Figure record extracts:
^^^^^^^^

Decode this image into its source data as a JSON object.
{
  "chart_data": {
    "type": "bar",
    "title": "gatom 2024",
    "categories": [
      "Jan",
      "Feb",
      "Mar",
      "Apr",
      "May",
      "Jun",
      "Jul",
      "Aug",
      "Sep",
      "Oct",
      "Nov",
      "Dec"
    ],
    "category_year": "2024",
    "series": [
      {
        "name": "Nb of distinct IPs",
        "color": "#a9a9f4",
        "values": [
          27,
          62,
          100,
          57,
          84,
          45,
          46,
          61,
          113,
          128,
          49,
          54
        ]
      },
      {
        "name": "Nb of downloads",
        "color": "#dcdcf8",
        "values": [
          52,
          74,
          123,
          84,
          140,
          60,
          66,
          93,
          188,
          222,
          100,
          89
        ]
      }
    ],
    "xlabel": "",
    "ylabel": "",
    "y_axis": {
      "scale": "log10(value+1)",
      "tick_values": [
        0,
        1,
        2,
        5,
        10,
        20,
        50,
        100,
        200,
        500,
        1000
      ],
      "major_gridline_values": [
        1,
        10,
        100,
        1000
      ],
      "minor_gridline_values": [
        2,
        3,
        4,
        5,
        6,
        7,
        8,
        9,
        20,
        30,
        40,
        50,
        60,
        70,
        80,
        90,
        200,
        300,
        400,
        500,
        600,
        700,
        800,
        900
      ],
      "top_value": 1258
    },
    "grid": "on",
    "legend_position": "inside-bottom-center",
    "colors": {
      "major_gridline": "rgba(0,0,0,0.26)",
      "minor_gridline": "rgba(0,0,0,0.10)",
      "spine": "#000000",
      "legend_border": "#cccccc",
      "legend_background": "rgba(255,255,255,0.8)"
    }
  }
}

^^^^^^^^

EXERCISE PROMPT ▸ Identify all lines where the word "name" shows up. Copy them.

SOLUTION TO THE EXERCISE ▸
        "name": "Nb of distinct IPs",
        "name": "Nb of downloads",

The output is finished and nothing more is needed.